Reproduce every record below exactly as it appears.

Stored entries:
=-=-=-=-=
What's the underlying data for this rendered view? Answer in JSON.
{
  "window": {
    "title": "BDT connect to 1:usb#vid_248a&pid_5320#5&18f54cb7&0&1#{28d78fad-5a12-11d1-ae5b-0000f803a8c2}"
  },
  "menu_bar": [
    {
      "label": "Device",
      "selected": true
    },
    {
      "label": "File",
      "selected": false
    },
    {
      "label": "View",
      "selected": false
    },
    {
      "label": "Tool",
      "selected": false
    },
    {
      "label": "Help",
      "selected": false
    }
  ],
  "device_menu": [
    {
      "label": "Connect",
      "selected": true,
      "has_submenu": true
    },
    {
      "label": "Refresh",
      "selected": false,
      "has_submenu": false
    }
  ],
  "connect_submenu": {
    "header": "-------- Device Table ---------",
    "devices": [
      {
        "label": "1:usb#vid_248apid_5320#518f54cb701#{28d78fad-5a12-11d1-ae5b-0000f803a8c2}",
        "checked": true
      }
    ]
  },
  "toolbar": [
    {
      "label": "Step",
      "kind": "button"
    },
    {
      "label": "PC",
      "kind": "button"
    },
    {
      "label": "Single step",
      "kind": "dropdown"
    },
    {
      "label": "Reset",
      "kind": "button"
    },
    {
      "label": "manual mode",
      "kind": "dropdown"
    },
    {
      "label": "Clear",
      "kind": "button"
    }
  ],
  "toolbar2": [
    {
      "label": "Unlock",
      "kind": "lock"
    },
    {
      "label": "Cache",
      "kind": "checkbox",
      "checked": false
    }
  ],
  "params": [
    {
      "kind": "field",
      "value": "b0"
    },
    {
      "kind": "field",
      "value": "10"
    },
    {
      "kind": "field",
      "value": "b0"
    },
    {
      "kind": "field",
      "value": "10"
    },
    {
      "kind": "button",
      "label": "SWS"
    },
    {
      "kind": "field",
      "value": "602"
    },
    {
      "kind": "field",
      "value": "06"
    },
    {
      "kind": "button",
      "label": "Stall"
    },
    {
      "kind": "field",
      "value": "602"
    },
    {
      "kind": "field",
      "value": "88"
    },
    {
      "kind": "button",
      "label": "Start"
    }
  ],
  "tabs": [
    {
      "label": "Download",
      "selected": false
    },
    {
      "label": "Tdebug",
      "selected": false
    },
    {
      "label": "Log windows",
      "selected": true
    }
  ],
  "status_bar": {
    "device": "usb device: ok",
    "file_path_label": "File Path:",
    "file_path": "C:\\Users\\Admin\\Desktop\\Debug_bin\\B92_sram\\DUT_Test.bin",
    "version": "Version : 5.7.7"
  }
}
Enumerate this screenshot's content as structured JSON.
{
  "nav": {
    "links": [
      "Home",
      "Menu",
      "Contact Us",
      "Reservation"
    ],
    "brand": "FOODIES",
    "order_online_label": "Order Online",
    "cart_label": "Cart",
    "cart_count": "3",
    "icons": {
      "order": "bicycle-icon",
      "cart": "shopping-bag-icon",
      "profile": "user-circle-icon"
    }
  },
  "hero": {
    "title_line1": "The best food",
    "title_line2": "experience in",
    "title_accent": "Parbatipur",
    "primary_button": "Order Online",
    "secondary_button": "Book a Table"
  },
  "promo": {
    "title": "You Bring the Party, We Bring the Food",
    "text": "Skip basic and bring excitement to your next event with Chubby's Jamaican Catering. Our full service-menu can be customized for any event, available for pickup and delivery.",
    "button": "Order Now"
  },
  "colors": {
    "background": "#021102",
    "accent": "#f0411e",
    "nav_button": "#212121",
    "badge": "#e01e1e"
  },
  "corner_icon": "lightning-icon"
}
=-=-=-=-=
• _Answer for the task_:
What's the underlying data for this rendered view? Answer in JSON.
{
  "window": {
    "title": "BDT connect to 1:usb#vid_248a&pid_5320#5&18f54cb7&0&1#{28d78fad-5a12-11d1-ae5b-0000f803a8c2}"
  },
  "menu_bar": [
    {
      "label": "Device",
      "selected": true
    },
    {
      "label": "File",
      "selected": false
    },
    {
      "label": "View",
      "selected": false
    },
    {
      "label": "Tool",
      "selected": false
    },
    {
      "label": "Help",
      "selected": false
    }
  ],
  "device_menu": [
    {
      "label": "Connect",
      "selected": true,
      "has_submenu": true
    },
    {
      "label": "Refresh",
      "selected": false,
      "has_submenu": false
    }
  ],
  "connect_submenu": {
    "header": "-------- Device Table ---------",
    "devices": [
      {
        "label": "1:usb#vid_248apid_5320#518f54cb701#{28d78fad-5a12-11d1-ae5b-0000f803a8c2}",
        "checked": true
      }
    ]
  },
  "toolbar": [
    {
      "label": "Step",
      "kind": "button"
    },
    {
      "label": "PC",
      "kind": "button"
    },
    {
      "label": "Single step",
      "kind": "dropdown"
    },
    {
      "label": "Reset",
      "kind": "button"
    },
    {
      "label": "manual mode",
      "kind": "dropdown"
    },
    {
      "label": "Clear",
      "kind": "button"
    }
  ],
  "toolbar2": [
    {
      "label": "Unlock",
      "kind": "lock"
    },
    {
      "label": "Cache",
      "kind": "checkbox",
      "checked": false
    }
  ],
  "params": [
    {
      "kind": "field",
      "value": "b0"
    },
    {
      "kind": "field",
      "value": "10"
    },
    {
      "kind": "field",
      "value": "b0"
    },
    {
      "kind": "field",
      "value": "10"
    },
    {
      "kind": "button",
      "label": "SWS"
    },
    {
      "kind": "field",
      "value": "602"
    },
    {
      "kind": "field",
      "value": "06"
    },
    {
      "kind": "button",
      "label": "Stall"
    },
    {
      "kind": "field",
      "value": "602"
    },
    {
      "kind": "field",
      "value": "88"
    },
    {
      "kind": "button",
      "label": "Start"
    }
  ],
  "tabs": [
    {
      "label": "Download",
      "selected": false
    },
    {
      "label": "Tdebug",
      "selected": false
    },
    {
      "label": "Log windows",
      "selected": true
    }
  ],
  "status_bar": {
    "device": "usb device: ok",
    "file_path_label": "File Path:",
    "file_path": "C:\\Users\\Admin\\Desktop\\Debug_bin\\B92_sram\\DUT_Test.bin",
    "version": "Version : 5.7.7"
  }
}
Enumerate this screenshot's content as structured JSON.
{
  "nav": {
    "links": [
      "Home",
      "Menu",
      "Contact Us",
      "Reservation"
    ],
    "brand": "FOODIES",
    "order_online_label": "Order Online",
    "cart_label": "Cart",
    "cart_count": "3",
    "icons": {
      "order": "bicycle-icon",
      "cart": "shopping-bag-icon",
      "profile": "user-circle-icon"
    }
  },
  "hero": {
    "title_line1": "The best food",
    "title_line2": "experience in",
    "title_accent": "Parbatipur",
    "primary_button": "Order Online",
    "secondary_button": "Book a Table"
  },
  "promo": {
    "title": "You Bring the Party, We Bring the Food",
    "text": "Skip basic and bring excitement to your next event with Chubby's Jamaican Catering. Our full service-menu can be customized for any event, available for pickup and delivery.",
    "button": "Order Now"
  },
  "colors": {
    "background": "#021102",
    "accent": "#f0411e",
    "nav_button": "#212121",
    "badge": "#e01e1e"
  },
  "corner_icon": "lightning-icon"
}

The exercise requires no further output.